> _What this task involves_: Go through the data below and gather each line containing "offset".

= = =

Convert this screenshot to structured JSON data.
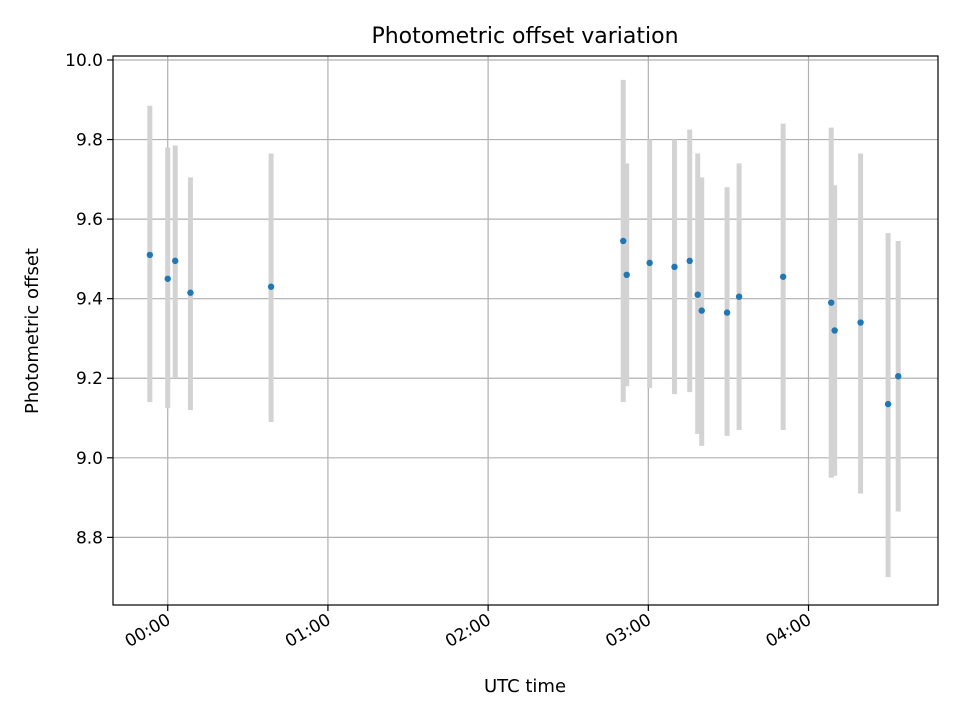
{
  "chart_data": {
    "type": "scatter",
    "title": "Photometric offset variation",
    "xlabel": "UTC time",
    "ylabel": "Photometric offset",
    "x_unit": "minutes since 00:00 UTC",
    "xlim": [
      -20.5,
      288.5
    ],
    "ylim": [
      8.63,
      10.01
    ],
    "xticks": [
      {
        "value": 0,
        "label": "00:00"
      },
      {
        "value": 60,
        "label": "01:00"
      },
      {
        "value": 120,
        "label": "02:00"
      },
      {
        "value": 180,
        "label": "03:00"
      },
      {
        "value": 240,
        "label": "04:00"
      }
    ],
    "yticks": [
      {
        "value": 8.8,
        "label": "8.8"
      },
      {
        "value": 9.0,
        "label": "9.0"
      },
      {
        "value": 9.2,
        "label": "9.2"
      },
      {
        "value": 9.4,
        "label": "9.4"
      },
      {
        "value": 9.6,
        "label": "9.6"
      },
      {
        "value": 9.8,
        "label": "9.8"
      },
      {
        "value": 10.0,
        "label": "10.0"
      }
    ],
    "grid": true,
    "colors": {
      "marker": "#1f77b4",
      "errorbar": "#d3d3d3",
      "grid": "#b0b0b0",
      "axes": "#000000"
    },
    "points": [
      {
        "x": -6.7,
        "y": 9.51,
        "yerr_low": 9.14,
        "yerr_high": 9.885
      },
      {
        "x": 0.0,
        "y": 9.45,
        "yerr_low": 9.125,
        "yerr_high": 9.78
      },
      {
        "x": 2.8,
        "y": 9.495,
        "yerr_low": 9.2,
        "yerr_high": 9.785
      },
      {
        "x": 8.5,
        "y": 9.415,
        "yerr_low": 9.12,
        "yerr_high": 9.705
      },
      {
        "x": 38.7,
        "y": 9.43,
        "yerr_low": 9.09,
        "yerr_high": 9.765
      },
      {
        "x": 170.6,
        "y": 9.545,
        "yerr_low": 9.14,
        "yerr_high": 9.95
      },
      {
        "x": 171.9,
        "y": 9.46,
        "yerr_low": 9.18,
        "yerr_high": 9.74
      },
      {
        "x": 180.5,
        "y": 9.49,
        "yerr_low": 9.175,
        "yerr_high": 9.8
      },
      {
        "x": 189.8,
        "y": 9.48,
        "yerr_low": 9.16,
        "yerr_high": 9.8
      },
      {
        "x": 195.5,
        "y": 9.495,
        "yerr_low": 9.165,
        "yerr_high": 9.825
      },
      {
        "x": 198.5,
        "y": 9.41,
        "yerr_low": 9.06,
        "yerr_high": 9.765
      },
      {
        "x": 200.0,
        "y": 9.37,
        "yerr_low": 9.03,
        "yerr_high": 9.705
      },
      {
        "x": 209.5,
        "y": 9.365,
        "yerr_low": 9.055,
        "yerr_high": 9.68
      },
      {
        "x": 214.0,
        "y": 9.405,
        "yerr_low": 9.07,
        "yerr_high": 9.74
      },
      {
        "x": 230.5,
        "y": 9.455,
        "yerr_low": 9.07,
        "yerr_high": 9.84
      },
      {
        "x": 248.5,
        "y": 9.39,
        "yerr_low": 8.95,
        "yerr_high": 9.83
      },
      {
        "x": 249.8,
        "y": 9.32,
        "yerr_low": 8.955,
        "yerr_high": 9.685
      },
      {
        "x": 259.5,
        "y": 9.34,
        "yerr_low": 8.91,
        "yerr_high": 9.765
      },
      {
        "x": 269.8,
        "y": 9.135,
        "yerr_low": 8.7,
        "yerr_high": 9.565
      },
      {
        "x": 273.6,
        "y": 9.205,
        "yerr_low": 8.865,
        "yerr_high": 9.545
      }
    ]
  }
}
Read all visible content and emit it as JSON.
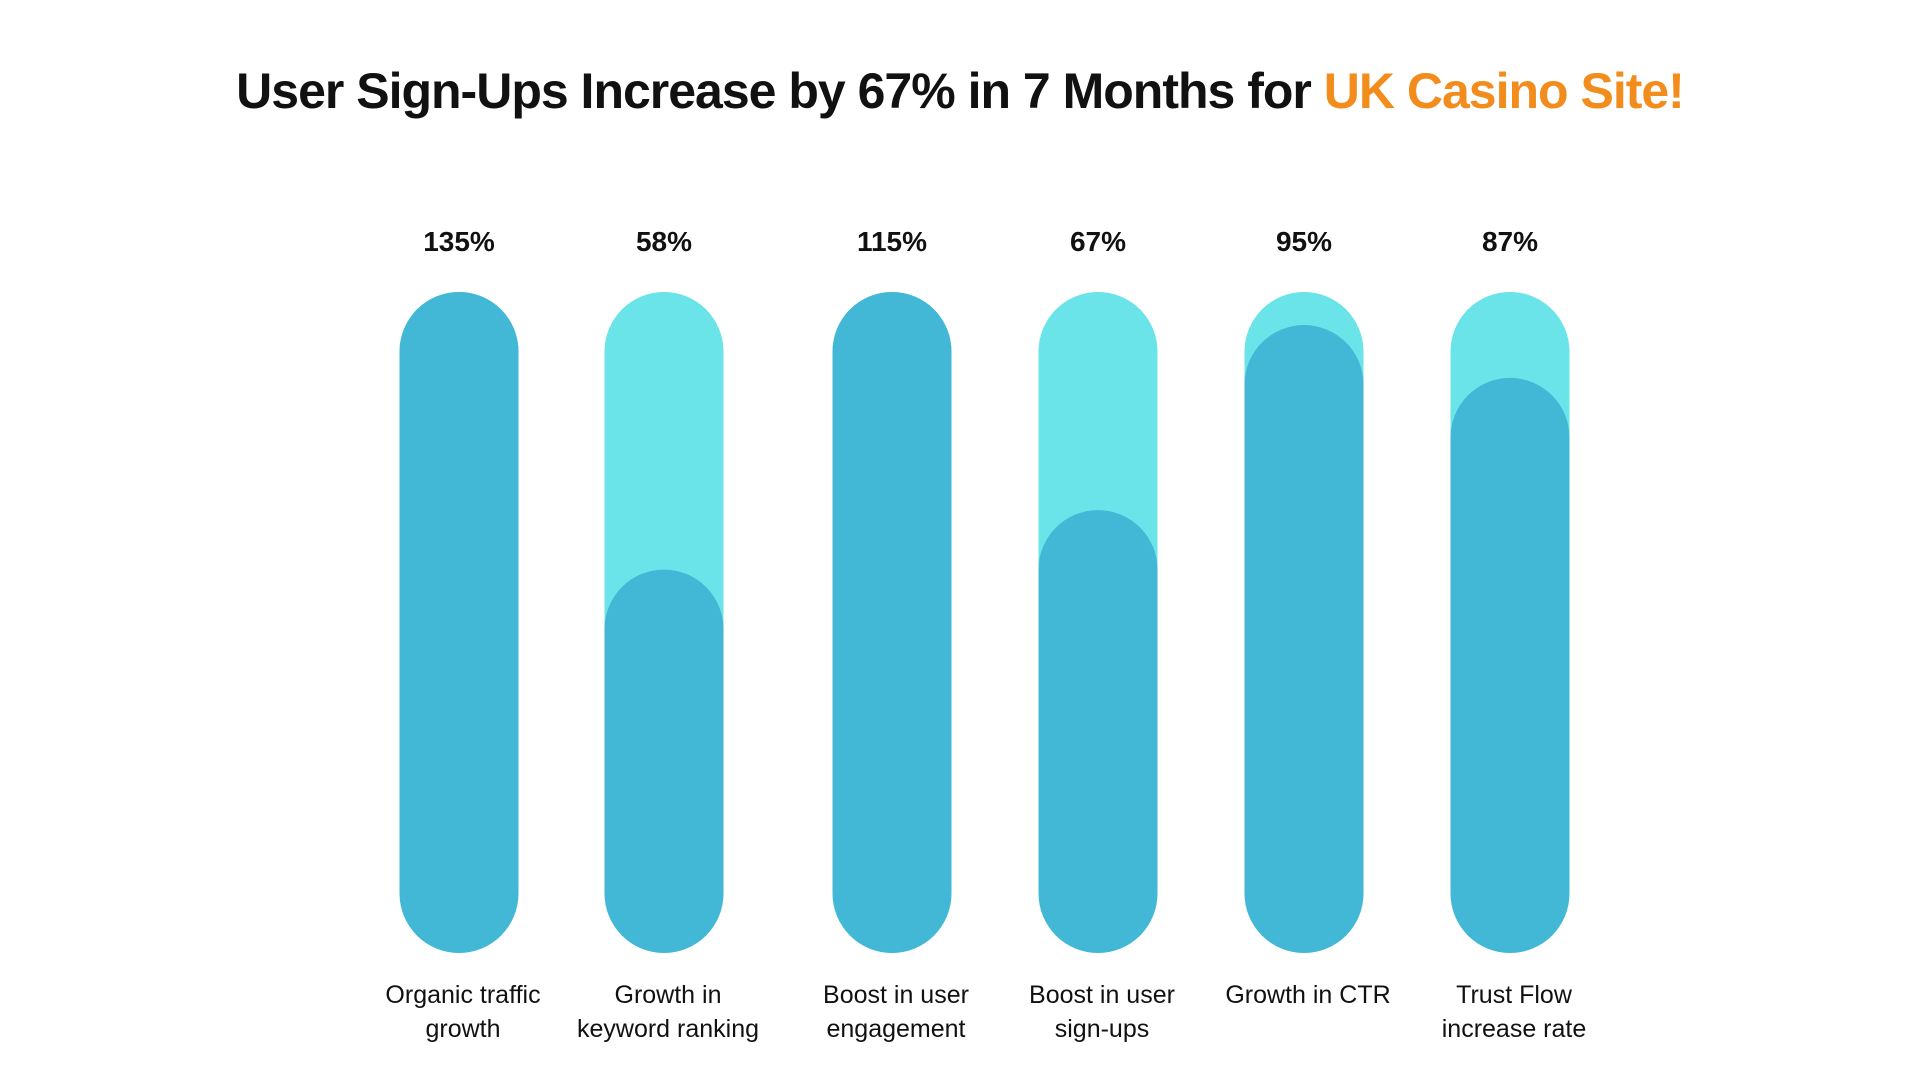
{
  "chart_data": {
    "type": "bar",
    "title": "User Sign-Ups Increase by 67% in 7 Months for ",
    "title_highlight": "UK Casino Site!",
    "categories": [
      "Organic traffic growth",
      "Growth in keyword ranking",
      "Boost in user engagement",
      "Boost in user sign-ups",
      "Growth in CTR",
      "Trust Flow increase rate"
    ],
    "values": [
      135,
      58,
      115,
      67,
      95,
      87
    ],
    "value_labels": [
      "135%",
      "58%",
      "115%",
      "67%",
      "95%",
      "87%"
    ],
    "ylim": [
      0,
      100
    ],
    "color": "#42b7d6",
    "track_color": "#6ae4e8",
    "highlight_color": "#f28c1c"
  }
}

= = =

> _Reply_:
    "title": "Photometric offset variation",
    "ylabel": "Photometric offset",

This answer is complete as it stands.